Task to complete.
From the material below, list every line containing "date".

** begin Records provided **

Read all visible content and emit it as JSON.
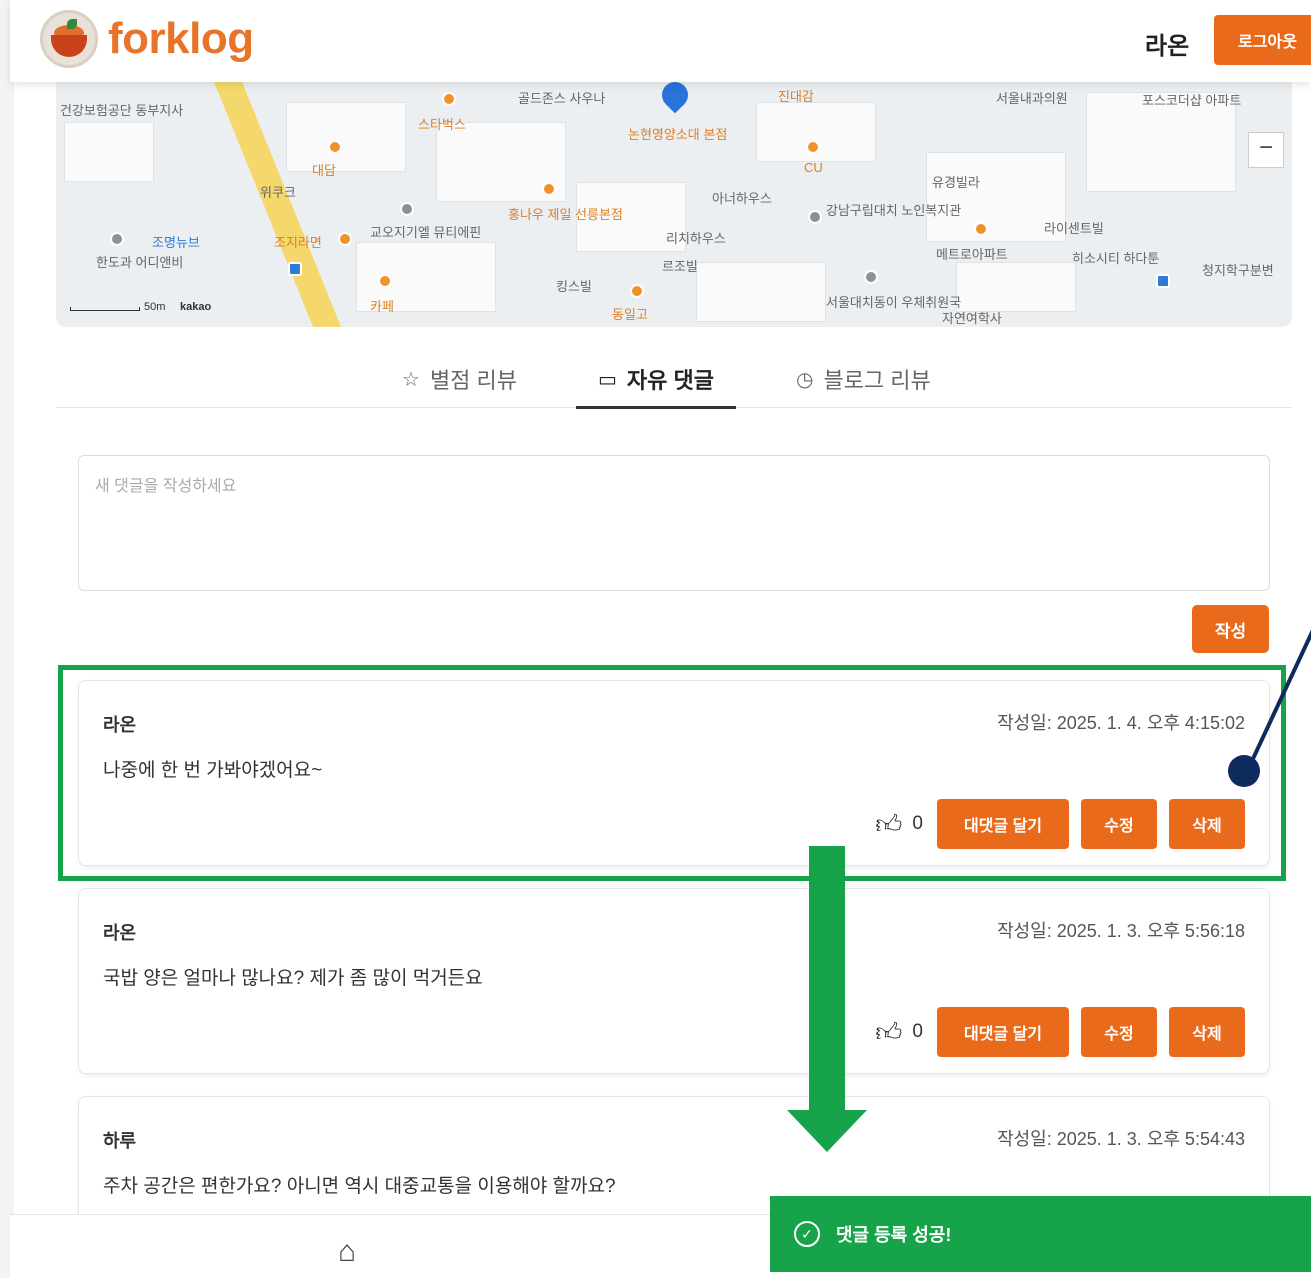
{
  "header": {
    "logo_text": "forklog",
    "username": "라온",
    "logout_label": "로그아웃"
  },
  "map": {
    "labels": [
      "건강보험공단 동부지사",
      "스타벅스",
      "골드존스 사우나",
      "논현영양소대 본점",
      "진대감",
      "서울내과의원",
      "포스코더샵 아파트",
      "대담",
      "위쿠크",
      "CU",
      "유경빌라",
      "아너하우스",
      "강남구립대치 노인복지관",
      "홍나우 제일 선릉본점",
      "교오지기엘 뮤티에핀",
      "조지라면",
      "한도과 어디앤비",
      "리치하우스",
      "르조빌",
      "킹스빌",
      "라이센트빌",
      "메트로아파트",
      "히소시티 하다툰",
      "청지학구분변",
      "카페",
      "동일고",
      "서울대치동이 우체취원국",
      "자연여학사",
      "조명뉴브"
    ],
    "attribution": "kakao",
    "scale": "50m"
  },
  "tabs": [
    {
      "label": "별점 리뷰",
      "icon": "star-icon"
    },
    {
      "label": "자유 댓글",
      "icon": "chat-icon"
    },
    {
      "label": "블로그 리뷰",
      "icon": "blog-icon"
    }
  ],
  "comment_form": {
    "placeholder": "새 댓글을 작성하세요",
    "submit_label": "작성"
  },
  "comments": [
    {
      "author": "라온",
      "date": "작성일: 2025. 1. 4. 오후 4:15:02",
      "text": "나중에 한 번 가봐야겠어요~",
      "likes": "0",
      "reply_label": "대댓글 달기",
      "edit_label": "수정",
      "delete_label": "삭제"
    },
    {
      "author": "라온",
      "date": "작성일: 2025. 1. 3. 오후 5:56:18",
      "text": "국밥 양은 얼마나 많나요? 제가 좀 많이 먹거든요",
      "likes": "0",
      "reply_label": "대댓글 달기",
      "edit_label": "수정",
      "delete_label": "삭제"
    },
    {
      "author": "하루",
      "date": "작성일: 2025. 1. 3. 오후 5:54:43",
      "text": "주차 공간은 편한가요? 아니면 역시 대중교통을 이용해야 할까요?"
    }
  ],
  "toast": {
    "message": "댓글 등록 성공!"
  },
  "colors": {
    "accent": "#ea6a1c",
    "highlight": "#16a34a",
    "pointer": "#0f2a5c"
  }
}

** end Records provided **

Answer to the problem.
      "date": "작성일: 2025. 1. 4. 오후 4:15:02",
      "date": "작성일: 2025. 1. 3. 오후 5:56:18",
      "date": "작성일: 2025. 1. 3. 오후 5:54:43",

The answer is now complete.